Ola, Uber’s key rival in India, is doubling down on electric vehicles after it spun out a dedicated business, which has pulled in $56 million in early funding.
The unit is named Ola Electric Mobility and is described as being an independent business that’s backed by Ola. TechCrunch understands Ola provided founding capital, and it has now been joined by a series of investors who have pumped Rs. 400 crore ($56 million) into Ola Electric. Notably, those backers include Tiger Global and Matrix India — two firms that were early investors in Ola itself.
While automotive companies and ride-hailing services in the U.S. are focused on bringing autonomous vehicles to the streets, India — like other parts of Asia — is more challenging thanks to diverse geographies, more sparse mapping and other factors. In India, companies have instead flocked to electric. The government had previously voiced its intention to make 30 percent of vehicles electric by 2030, but it has not formally introduced a policy to guide that initiative.
Ola has taken steps to electrify its fleet — it pledged last year to add 10,000 electric rickshaws to its fleet and has conducted other pilots with the goal of offering one million EVs by 2022 — but the challenge is such that it has spun out Ola Electric to go deeper into EVs.
That means that Ola Electric won’t just be concerned with vehicles, it has a far wider remit.
The new company has pledged to focus on areas that include charging solutions, EV batteries and developing viable infrastructure that allows commercial EVs to operate at scale, according to an announcement. In other words, the challenge of developing electric vehicles goes beyond being a “ride-hailing problem” and that is why Ola Electric has been formed and is being capitalized independently of Ola.
Ola Electric is led by Ola executives Anand Shah and Ankit Jain — who led Ola’s connected car platform strategy — and the team includes former executives from car makers such as BMW.
Already, it said it has partnered with “several” OEMs and battery makers and it “intends to work closely with the automotive industry to create seamless solutions for electric vehicle operations.” Indeed, that connected car play — Ola Play — likely already gives it warm leads to chase.
“At Ola Electric, our mission is to enable sustainable mobility for everyone. India can leapfrog problems of pollution and energy security by moving to electric mobility, create millions of new jobs and economic opportunity, and lead the world,” Ola CEO and co-founder Bhavish Aggarwal said in a statement.
“The first problem to solve in electric mobility is charging: users need a dependable, convenient and affordable replacement for the petrol pump. By making electric easy for commercial vehicles that deliver a disproportionate share of kilometers traveled, we can jumpstart the electric vehicle revolution,” added Anand Shah, whose job title is listed as head of Ola Electric Mobility.

§ **What to work on**
Answer these from the article on Ola Electric:
1. How much early funding has Ola Electric pulled in?
2. What share of vehicles did India's government say it intends to make electric by 2030?
3. According to Anand Shah, what is the first problem to solve in electric mobility?

§ **Records supplied**

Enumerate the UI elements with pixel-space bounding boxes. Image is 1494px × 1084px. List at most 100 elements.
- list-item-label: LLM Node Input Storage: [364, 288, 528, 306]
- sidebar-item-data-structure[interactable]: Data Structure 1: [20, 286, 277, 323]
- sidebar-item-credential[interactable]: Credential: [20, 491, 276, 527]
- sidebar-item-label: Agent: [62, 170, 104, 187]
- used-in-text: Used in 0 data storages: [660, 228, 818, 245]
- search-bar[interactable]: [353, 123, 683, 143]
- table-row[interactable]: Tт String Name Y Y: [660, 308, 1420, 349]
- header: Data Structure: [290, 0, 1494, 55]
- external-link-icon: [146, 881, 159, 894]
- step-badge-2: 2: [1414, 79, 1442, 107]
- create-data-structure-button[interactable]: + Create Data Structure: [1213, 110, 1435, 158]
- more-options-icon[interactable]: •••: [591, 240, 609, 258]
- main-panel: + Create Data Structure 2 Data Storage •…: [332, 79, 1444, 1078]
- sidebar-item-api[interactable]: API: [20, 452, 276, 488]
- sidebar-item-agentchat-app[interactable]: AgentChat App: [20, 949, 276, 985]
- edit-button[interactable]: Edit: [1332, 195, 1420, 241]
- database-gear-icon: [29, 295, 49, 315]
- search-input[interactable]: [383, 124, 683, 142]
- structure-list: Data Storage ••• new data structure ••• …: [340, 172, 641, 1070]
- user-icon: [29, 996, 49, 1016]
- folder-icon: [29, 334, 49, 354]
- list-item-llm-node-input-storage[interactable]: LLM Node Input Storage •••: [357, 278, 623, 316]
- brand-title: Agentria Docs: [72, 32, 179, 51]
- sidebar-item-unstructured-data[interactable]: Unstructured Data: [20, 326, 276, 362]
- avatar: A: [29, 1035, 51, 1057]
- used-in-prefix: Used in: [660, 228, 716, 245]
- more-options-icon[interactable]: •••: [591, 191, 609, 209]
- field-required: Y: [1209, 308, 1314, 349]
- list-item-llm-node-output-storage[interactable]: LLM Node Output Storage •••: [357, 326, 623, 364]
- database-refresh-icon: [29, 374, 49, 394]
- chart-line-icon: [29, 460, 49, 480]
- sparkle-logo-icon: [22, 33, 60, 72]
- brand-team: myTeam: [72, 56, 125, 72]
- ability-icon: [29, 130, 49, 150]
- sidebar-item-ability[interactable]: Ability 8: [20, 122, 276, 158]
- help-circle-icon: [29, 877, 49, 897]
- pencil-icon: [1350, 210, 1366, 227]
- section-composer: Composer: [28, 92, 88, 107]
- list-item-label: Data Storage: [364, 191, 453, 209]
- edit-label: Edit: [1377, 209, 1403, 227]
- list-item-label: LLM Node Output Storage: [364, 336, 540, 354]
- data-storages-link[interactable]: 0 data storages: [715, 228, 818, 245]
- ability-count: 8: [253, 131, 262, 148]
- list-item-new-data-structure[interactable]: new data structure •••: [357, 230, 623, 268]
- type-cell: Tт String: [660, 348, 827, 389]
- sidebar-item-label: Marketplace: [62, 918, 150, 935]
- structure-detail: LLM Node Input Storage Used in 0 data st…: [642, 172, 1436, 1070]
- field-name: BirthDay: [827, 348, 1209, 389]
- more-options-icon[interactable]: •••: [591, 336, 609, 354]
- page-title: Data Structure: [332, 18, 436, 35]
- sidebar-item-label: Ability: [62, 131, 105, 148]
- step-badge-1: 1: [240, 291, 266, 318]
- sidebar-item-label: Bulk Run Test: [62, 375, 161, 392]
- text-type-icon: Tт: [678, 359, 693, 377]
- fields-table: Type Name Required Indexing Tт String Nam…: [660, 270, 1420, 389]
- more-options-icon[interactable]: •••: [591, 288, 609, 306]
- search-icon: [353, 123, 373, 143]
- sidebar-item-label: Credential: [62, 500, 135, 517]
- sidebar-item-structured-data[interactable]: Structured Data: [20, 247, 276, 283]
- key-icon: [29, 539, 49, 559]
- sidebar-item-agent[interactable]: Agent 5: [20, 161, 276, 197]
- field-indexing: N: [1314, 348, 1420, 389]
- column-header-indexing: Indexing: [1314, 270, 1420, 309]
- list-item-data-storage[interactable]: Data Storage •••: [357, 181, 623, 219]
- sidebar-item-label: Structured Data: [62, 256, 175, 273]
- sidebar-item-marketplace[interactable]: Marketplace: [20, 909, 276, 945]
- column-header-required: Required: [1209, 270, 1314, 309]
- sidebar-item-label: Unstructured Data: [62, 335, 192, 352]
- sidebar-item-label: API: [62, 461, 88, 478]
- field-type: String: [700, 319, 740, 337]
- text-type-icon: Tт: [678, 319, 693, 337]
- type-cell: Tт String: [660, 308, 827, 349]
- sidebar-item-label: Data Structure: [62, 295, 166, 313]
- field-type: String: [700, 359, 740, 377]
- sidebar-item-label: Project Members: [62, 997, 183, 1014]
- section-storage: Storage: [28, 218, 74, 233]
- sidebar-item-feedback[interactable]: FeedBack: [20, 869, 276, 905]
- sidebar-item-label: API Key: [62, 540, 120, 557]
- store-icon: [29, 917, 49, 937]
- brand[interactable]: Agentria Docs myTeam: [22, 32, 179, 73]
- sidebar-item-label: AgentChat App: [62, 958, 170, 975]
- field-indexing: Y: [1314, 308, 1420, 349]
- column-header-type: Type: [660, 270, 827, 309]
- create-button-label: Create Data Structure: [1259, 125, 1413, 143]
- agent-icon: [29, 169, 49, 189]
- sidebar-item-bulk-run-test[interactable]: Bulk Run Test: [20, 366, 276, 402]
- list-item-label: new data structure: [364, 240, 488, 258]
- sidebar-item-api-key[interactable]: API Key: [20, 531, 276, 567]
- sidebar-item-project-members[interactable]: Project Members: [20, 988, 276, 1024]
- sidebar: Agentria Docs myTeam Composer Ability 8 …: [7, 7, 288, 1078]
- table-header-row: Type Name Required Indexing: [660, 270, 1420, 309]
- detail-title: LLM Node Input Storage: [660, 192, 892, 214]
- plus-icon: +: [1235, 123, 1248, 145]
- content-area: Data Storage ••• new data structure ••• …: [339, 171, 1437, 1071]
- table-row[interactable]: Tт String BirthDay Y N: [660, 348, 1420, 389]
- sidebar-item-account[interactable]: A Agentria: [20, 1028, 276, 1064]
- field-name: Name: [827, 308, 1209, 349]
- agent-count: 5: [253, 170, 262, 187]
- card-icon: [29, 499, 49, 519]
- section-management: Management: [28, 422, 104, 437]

§ **Finished task**
1. Rs. 400 crore ($56 million)
2. 30 percent
3. Charging